* [Given passage]
• • •

In this specification, the term pseudo-random is meant to be interpreted in its most theoretical form. The implementation of such is only limited to the ability of both units in the link to have synchronized sequences, such that the implementation can be, but is not limited to, the use of an encryption unit, LFSR, linear and non-linear methods, and chaotic sequence generators. The term “synthetic” is intended to mean the randomness of the structure that is generated in such a way that the receiver can synchronize to the structure. Typically this technique involves chaotic, pseudo-random, and/or encryption engines.

BRIEF DESCRIPTION OF THE DRAWINGS

Further features and advantages of the present invention will become apparent from the following detailed description, taken in combination with the appended drawings, in which:

FIGS. 1A and 1B are exemplary data structures having frames to be used for transmission and reception in a multi-mode environment;

FIG. 1C is an exemplary pair of data structures for communication between two nodes;

FIG. 2A is an exemplary block diagram of a multi-mode unit to operate with the synthetic flexible data structure of FIG. 1;

FIG. 2B is an exemplary block diagram of the central module of FIG. 2A;

FIG. 2C is an exemplary illustration of frame use per process, as controlled by the central module of FIG. 2A;

FIG. 3 is an exemplary block diagram of a sensing module;

FIG. 4 is an exemplary block diagram of an ECM module;

FIG. 5 is an exemplary block diagram of a radio communication module;

FIG. 6 is an exemplary block diagram of an ECCM module;

FIG. 7 is an exemplary block diagram of a central module to coordinate the sensing, ECM, radio communication, and ECCM modules;

FIG. 8 is an exemplary implementation of the multi-mode unit illustrated in FIG. 2A;

FIG. 9 illustrates an exemplary scheme for an adaptive polarization process;

FIGS. 10 a and 10 b are tables illustrating the various modes of operation of the communication unit, in accordance with two embodiments; and

FIG. 11 illustrates an exemplary scheme of sensing and frequency hopping whereby frequency hopping is pro-actively managed by leveraging sensed information in near-real time.

• • •

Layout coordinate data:
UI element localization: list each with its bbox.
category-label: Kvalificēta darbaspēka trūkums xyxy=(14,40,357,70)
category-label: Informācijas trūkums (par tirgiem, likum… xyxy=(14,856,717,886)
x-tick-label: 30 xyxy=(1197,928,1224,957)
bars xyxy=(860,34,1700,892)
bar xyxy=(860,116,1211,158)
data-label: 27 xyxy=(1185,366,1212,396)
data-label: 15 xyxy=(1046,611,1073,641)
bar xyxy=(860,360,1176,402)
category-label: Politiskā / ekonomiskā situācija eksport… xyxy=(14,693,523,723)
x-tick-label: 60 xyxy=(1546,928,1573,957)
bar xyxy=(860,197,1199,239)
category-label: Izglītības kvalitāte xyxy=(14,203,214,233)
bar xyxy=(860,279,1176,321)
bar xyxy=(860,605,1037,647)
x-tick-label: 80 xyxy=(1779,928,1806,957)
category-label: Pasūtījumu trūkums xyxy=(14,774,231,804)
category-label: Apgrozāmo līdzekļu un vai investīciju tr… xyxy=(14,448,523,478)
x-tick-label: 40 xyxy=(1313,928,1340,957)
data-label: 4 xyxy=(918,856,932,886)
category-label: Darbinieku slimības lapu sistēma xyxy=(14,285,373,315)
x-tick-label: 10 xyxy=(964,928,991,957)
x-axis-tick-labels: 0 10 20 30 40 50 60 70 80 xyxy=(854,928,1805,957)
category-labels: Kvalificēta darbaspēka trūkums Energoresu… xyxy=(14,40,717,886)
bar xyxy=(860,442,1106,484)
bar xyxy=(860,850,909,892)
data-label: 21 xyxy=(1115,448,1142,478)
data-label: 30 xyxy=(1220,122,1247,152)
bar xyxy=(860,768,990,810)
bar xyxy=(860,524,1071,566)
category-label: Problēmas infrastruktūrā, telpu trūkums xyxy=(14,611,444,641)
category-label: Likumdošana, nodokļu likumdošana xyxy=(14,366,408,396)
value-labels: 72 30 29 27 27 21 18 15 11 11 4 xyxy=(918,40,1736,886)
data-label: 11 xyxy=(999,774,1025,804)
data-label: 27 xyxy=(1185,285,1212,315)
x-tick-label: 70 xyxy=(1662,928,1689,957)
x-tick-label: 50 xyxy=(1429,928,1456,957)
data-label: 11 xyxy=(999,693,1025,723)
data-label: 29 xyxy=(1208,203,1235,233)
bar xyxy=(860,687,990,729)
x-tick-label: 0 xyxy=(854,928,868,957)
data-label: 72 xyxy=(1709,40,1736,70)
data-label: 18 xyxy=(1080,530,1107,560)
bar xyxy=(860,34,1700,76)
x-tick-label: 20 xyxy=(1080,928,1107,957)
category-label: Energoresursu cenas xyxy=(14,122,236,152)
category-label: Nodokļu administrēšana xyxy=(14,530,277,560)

• • •

* [Written tasks]
[1] In the patent excerpt above, retype the stretch from "FIG. 5 is an" through "in near-real time.".
[2] Answer these questions using the patent excerpt above:
(a) What does FIG. 4 show?
(b) What does FIG. 9 illustrate?
(c) What engines does the "synthetic" technique typically involve?

* [Expected answers]
[1]
FIG. 5 is an exemplary block diagram of a radio communication module;

FIG. 6 is an exemplary block diagram of an ECCM module;

FIG. 7 is an exemplary block diagram of a central module to coordinate the sensing, ECM, radio communication, and ECCM modules;

FIG. 8 is an exemplary implementation of the multi-mode unit illustrated in FIG. 2A;

FIG. 9 illustrates an exemplary scheme for an adaptive polarization process;

FIGS. 10 a and 10 b are tables illustrating the various modes of operation of the communication unit, in accordance with two embodiments; and

FIG. 11 illustrates an exemplary scheme of sensing and frequency hopping whereby frequency hopping is pro-actively managed by leveraging sensed information in near-real time.

[2]
(a) An exemplary block diagram of an ECM module.
(b) An exemplary scheme for an adaptive polarization process.
(c) Chaotic, pseudo-random, and/or encryption engines.